[Source extract]
God's "curse" of Eve was that she would desire her husband and he would rule over her. I don't think it's a curse, unlike God explicitly cursing the ground. Instead, I think it is a sad proclamation of what would happen after the fall. I think the conservative church has butchered this because they want to claim that women desire to take the position and authority of their husbands, and the response (some churches say deserved response...) is putting her in her place, i.e. domineering.

I think the core word to describe this is objectification it's the root of many of the ills that have come to the forefront in the church today, although I believe only because God has given a voice to the oppressed. The two lines of light and dark are figured in Cain's line vs. Seth's line. We see Cain's line focus on accomplishments and evil, while Seth's line, less accomplished, but more focused on God.

I'd like to focus on Lamech, not the father of Noah, but the other one. Lamech is notable, Biblically, for inventing polygamy. I wonder if the Bible preserves his wives' names to give them more value than Lamech did. In a good RPCNA sermon I heard, the pastor focused on the word took, in describing Cain's descendants. The point being that those women didn't necessarily have full consent in sharing one man. According to the pastor, took is used again to talk about mighty men (sons of God) taking daughters of men - not some weird angel/human hybrids, but world leaders and authorities amassing women for their own benefit.

This is a vague picture of objectification. These women are not seen. They are merely objects for the enjoyment of men, to be ruled over. I think polygamy is demonstrable evidence of objectification, which is why the church forbids elders from having multiple concurrent wives.

Objectification is primarily the ruling over part, and it's not coupled to authority, but aided by it. So, let's say I look at a rich guy. I think, if I can be this guy's friend, I'll get to live like he does. That's objectification. I don't want to be his friend for companionship, but for what I get. In the same way, I look at a woman, not for companionship, but for what I can get (lust). That's objectification.

What I learned growing up in the RP church was objectifying in that sense. For example, my Sabbath School teacher asked us to write down invitations for five people that we would bring to church. It wasn't about the love we could show, about their value and importance, but essentially, wouldn't it feel good if they came to church?

But, there is another, deeper sense of objectification. This is the desire. I think cheerleading is a challenging sport, but I can't get over the system. The most popular, most talented girls in school are convinced that the most worthy and valuable thing they can do is dance and cheer on the sidelines between football plays. The system works. Scores of girls show up the first day of camp and are whittled down through a grueling process until the squad is set. So, here society objectifies women, and ironically, these women fight over each other to be objectified.

[Tasks for this exercise]
1: According to the passage on objectification, what is Lamech notable for in the Bible?
2: Transcribe the part of the passage on objectification that opens with the words containing "This is a vague" and closes with "(lust). That's objectification.".
The material after this passage has nothing to do with it.

[Listing]
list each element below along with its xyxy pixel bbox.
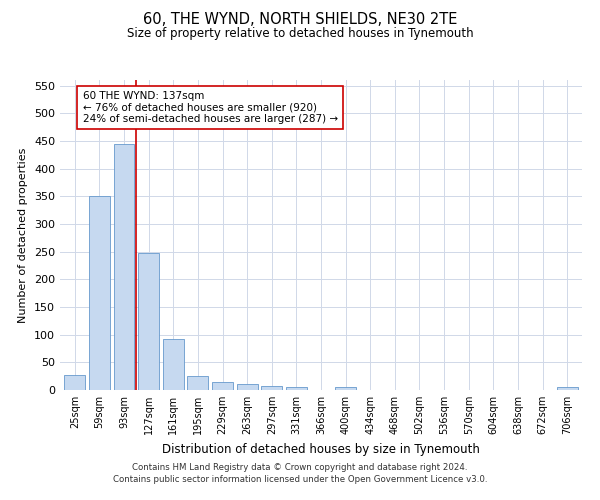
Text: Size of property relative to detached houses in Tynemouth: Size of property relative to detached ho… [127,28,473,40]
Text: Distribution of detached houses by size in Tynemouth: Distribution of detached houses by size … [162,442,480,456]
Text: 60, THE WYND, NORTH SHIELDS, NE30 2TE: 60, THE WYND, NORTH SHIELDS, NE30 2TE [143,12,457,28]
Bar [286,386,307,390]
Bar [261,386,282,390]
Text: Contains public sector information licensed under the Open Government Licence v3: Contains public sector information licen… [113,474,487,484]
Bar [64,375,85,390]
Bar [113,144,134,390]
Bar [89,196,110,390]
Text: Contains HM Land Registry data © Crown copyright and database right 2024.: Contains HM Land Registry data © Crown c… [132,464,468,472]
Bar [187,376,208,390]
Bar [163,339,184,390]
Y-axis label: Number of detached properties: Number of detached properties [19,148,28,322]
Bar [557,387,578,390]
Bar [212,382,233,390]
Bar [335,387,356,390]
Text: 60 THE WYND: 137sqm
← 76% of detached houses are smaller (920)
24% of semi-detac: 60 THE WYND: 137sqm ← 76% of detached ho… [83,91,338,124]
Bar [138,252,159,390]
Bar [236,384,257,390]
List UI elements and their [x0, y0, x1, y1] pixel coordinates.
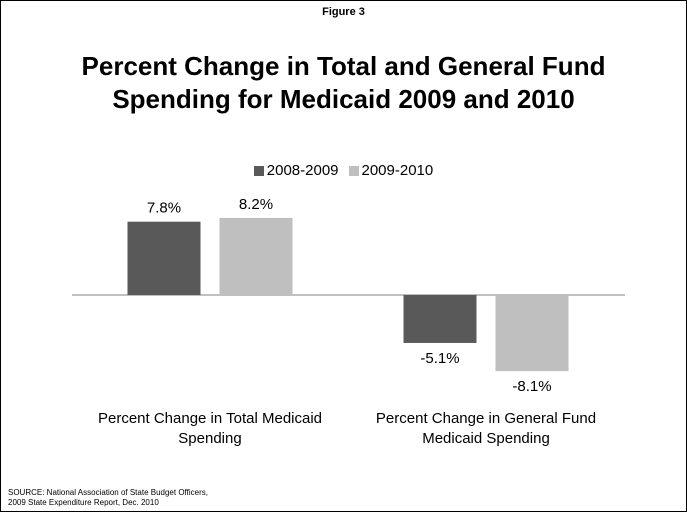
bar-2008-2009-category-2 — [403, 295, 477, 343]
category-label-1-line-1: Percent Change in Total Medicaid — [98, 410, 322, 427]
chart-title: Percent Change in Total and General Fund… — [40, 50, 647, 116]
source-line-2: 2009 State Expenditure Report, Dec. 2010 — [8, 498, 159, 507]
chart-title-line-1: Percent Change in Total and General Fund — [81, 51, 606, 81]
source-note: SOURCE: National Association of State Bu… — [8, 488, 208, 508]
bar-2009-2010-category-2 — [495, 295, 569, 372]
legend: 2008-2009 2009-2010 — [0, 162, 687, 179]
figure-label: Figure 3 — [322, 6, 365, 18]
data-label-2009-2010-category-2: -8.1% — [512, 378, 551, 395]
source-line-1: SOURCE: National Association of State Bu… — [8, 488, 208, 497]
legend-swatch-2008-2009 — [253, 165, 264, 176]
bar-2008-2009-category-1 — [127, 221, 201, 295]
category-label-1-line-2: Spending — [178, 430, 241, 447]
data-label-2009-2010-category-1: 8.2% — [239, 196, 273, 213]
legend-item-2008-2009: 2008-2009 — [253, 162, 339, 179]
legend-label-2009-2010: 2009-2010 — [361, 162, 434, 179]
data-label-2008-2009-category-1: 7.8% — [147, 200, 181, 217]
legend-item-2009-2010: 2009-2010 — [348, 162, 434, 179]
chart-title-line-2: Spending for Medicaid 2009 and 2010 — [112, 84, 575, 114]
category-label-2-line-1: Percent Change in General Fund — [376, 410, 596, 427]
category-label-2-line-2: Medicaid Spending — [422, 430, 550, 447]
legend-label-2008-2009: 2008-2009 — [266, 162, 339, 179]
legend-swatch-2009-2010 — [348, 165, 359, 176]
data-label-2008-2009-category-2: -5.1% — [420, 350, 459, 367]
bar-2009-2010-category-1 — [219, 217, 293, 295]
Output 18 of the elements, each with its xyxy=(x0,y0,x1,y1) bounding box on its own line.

--

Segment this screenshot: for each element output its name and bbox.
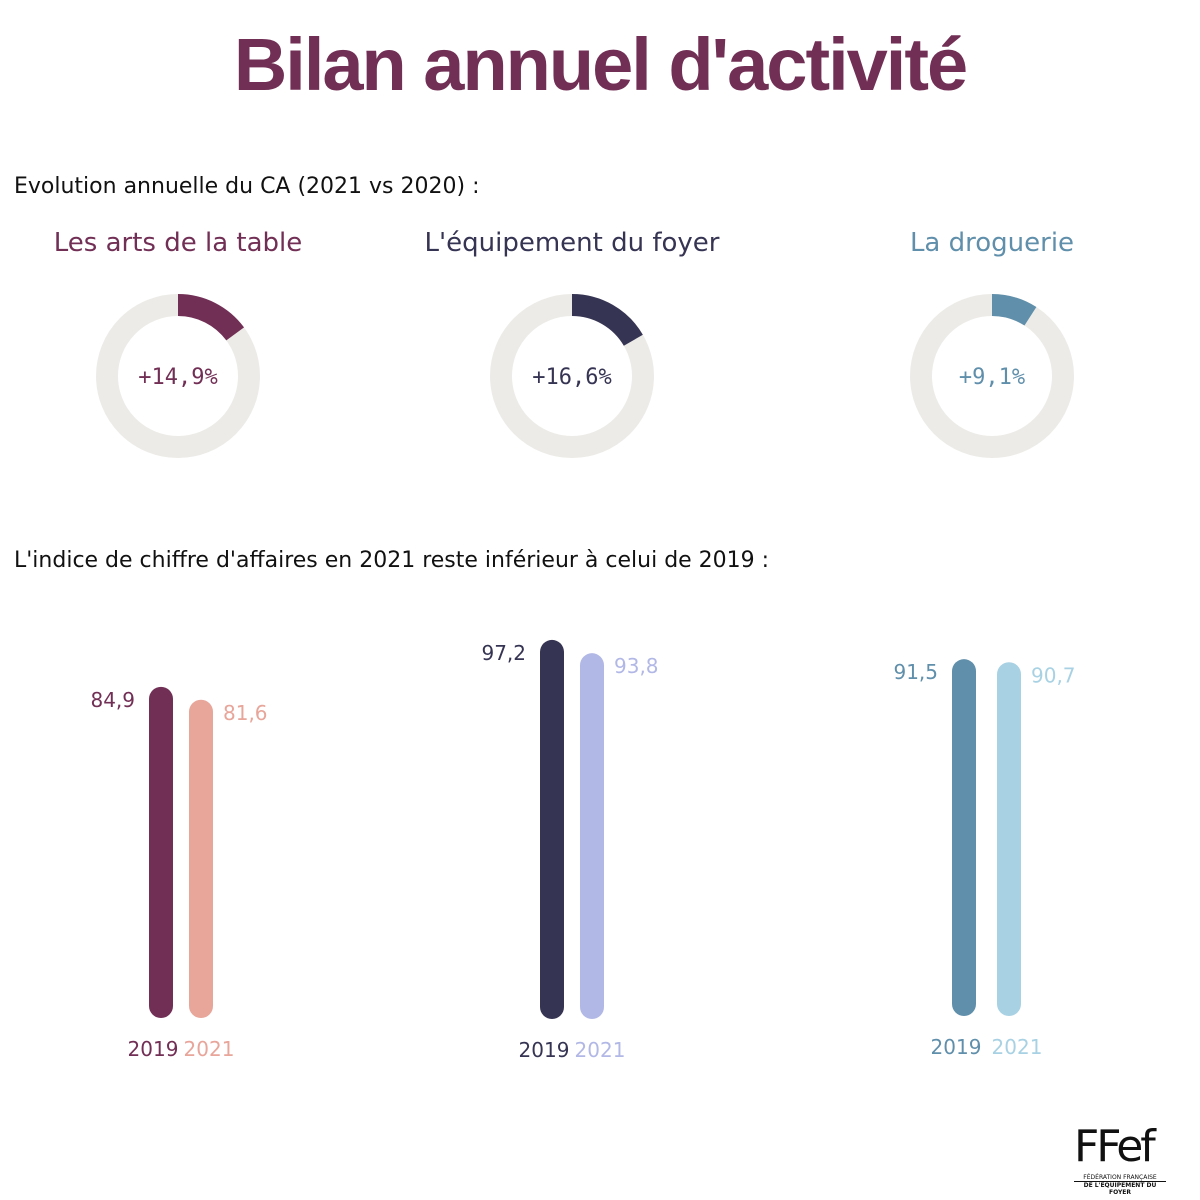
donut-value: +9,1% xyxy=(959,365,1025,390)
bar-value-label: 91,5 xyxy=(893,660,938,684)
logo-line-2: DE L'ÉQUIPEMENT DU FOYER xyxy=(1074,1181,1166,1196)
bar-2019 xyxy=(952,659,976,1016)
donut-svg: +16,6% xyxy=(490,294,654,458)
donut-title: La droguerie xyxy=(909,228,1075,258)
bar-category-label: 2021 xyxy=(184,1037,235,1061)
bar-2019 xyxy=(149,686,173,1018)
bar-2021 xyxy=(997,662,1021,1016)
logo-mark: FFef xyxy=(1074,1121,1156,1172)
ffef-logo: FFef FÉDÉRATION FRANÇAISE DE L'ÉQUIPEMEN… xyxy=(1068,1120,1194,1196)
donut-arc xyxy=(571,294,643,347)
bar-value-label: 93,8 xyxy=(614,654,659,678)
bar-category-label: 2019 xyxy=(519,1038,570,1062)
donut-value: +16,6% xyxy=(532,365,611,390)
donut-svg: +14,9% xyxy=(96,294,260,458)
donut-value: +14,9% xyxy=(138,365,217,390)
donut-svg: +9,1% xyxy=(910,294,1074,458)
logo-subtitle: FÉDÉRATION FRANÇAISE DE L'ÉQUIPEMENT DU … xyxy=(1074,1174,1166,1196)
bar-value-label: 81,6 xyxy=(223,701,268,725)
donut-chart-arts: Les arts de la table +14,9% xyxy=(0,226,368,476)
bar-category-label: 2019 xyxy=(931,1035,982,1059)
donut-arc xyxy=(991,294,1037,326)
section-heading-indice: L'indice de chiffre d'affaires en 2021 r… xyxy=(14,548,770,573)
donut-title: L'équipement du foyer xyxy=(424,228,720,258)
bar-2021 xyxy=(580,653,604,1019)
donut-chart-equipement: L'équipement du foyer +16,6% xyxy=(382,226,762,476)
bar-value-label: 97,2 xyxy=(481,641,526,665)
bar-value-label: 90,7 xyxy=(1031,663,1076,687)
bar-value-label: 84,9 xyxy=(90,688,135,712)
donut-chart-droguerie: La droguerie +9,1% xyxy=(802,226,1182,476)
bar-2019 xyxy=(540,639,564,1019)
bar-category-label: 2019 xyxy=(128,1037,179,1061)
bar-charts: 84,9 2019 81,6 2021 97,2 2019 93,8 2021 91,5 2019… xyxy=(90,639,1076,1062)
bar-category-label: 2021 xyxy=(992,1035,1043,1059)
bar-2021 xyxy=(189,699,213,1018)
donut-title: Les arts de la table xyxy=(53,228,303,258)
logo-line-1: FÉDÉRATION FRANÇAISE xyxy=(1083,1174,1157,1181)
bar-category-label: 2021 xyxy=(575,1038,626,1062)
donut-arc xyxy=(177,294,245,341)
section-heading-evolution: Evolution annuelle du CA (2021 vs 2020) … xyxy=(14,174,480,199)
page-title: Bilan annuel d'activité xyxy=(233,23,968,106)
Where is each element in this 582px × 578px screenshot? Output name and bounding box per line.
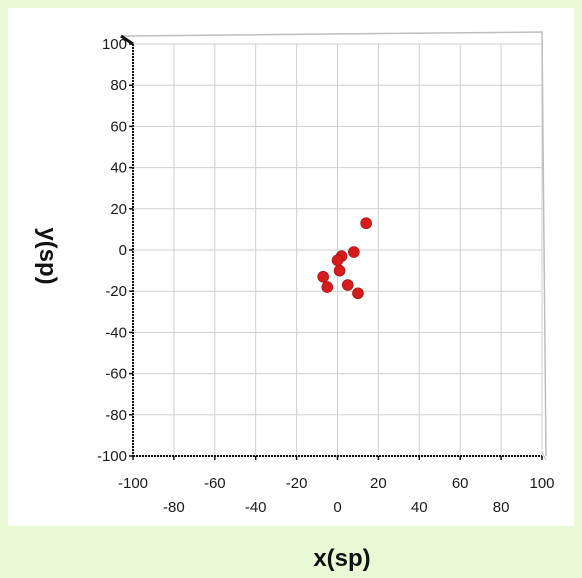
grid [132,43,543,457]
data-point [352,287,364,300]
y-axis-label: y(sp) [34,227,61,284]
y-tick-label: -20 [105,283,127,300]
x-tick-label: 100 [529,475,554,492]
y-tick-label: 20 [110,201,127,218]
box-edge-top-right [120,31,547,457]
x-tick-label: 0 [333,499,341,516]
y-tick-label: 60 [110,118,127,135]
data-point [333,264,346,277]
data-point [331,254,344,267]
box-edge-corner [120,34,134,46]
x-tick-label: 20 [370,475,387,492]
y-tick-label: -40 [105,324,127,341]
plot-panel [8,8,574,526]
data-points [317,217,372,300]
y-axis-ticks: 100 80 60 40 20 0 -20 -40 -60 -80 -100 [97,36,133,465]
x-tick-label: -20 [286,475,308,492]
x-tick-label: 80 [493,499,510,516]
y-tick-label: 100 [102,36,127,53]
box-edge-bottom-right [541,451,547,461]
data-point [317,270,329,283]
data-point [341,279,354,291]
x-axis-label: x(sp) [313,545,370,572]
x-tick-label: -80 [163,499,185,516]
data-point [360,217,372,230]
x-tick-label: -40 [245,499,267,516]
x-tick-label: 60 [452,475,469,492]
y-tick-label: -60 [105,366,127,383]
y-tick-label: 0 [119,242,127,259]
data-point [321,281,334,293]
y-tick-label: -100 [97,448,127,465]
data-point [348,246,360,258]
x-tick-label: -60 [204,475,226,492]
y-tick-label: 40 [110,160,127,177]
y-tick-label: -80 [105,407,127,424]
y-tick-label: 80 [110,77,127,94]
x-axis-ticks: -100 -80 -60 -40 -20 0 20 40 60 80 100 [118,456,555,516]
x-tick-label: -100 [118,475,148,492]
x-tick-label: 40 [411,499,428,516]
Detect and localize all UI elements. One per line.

==

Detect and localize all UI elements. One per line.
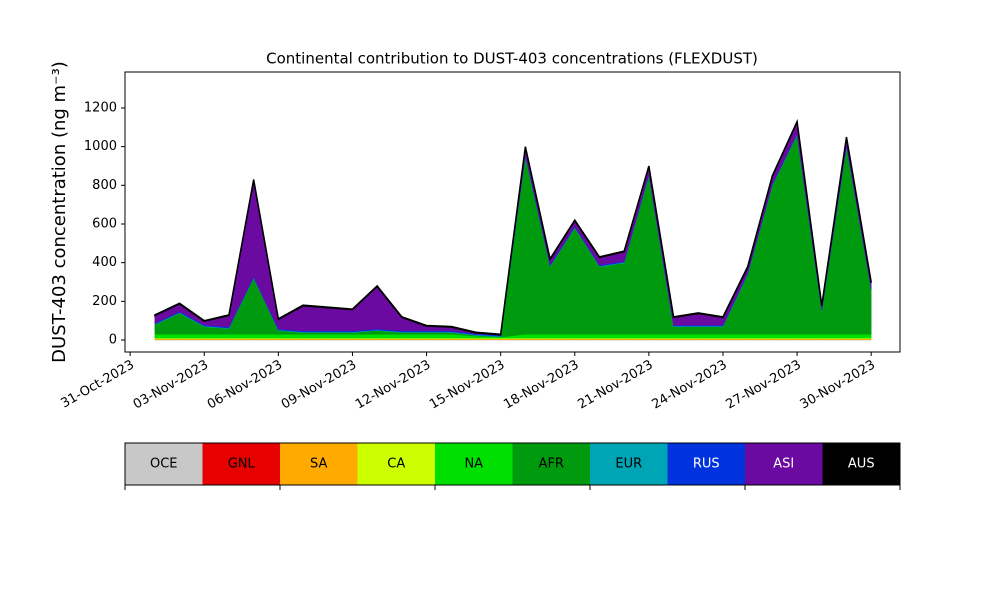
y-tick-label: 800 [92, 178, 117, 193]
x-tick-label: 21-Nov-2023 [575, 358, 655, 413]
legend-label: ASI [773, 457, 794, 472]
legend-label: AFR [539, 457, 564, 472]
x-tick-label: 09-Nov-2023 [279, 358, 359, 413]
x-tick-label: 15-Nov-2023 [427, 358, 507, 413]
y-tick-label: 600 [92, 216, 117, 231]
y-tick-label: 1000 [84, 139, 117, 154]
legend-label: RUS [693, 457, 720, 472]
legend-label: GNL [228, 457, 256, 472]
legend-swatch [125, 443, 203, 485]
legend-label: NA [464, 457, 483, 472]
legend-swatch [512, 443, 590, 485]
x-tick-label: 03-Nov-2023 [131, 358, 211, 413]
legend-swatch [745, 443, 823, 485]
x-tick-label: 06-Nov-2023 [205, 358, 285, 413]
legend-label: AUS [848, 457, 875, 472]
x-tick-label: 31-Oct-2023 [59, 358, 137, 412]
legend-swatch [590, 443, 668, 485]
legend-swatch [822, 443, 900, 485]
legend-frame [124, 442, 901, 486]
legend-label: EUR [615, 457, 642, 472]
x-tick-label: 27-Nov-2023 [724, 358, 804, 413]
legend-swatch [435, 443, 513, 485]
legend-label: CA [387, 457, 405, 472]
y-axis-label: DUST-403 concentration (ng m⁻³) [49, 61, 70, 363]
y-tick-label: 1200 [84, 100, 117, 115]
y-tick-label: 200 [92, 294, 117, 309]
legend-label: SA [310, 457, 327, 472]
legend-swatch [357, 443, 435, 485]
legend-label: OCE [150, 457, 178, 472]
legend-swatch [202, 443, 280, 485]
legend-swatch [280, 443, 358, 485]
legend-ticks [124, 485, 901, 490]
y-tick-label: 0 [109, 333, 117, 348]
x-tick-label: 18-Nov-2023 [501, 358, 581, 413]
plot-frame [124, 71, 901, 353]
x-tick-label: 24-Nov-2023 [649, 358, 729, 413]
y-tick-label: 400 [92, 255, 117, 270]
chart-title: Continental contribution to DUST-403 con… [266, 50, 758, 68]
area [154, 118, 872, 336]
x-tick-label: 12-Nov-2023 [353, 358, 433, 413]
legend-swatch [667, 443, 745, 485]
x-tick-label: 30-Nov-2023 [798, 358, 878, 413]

[Task results]
1: Inventing polygamy.

2:
This is a vague picture of objectification. These women are not seen. They are merely objects for the enjoyment of men, to be ruled over. I think polygamy is demonstrable evidence of objectification, which is why the church forbids elders from having multiple concurrent wives.

Objectification is primarily the ruling over part, and it's not coupled to authority, but aided by it. So, let's say I look at a rich guy. I think, if I can be this guy's friend, I'll get to live like he does. That's objectification. I don't want to be his friend for companionship, but for what I get. In the same way, I look at a woman, not for companionship, but for what I can get (lust). That's objectification.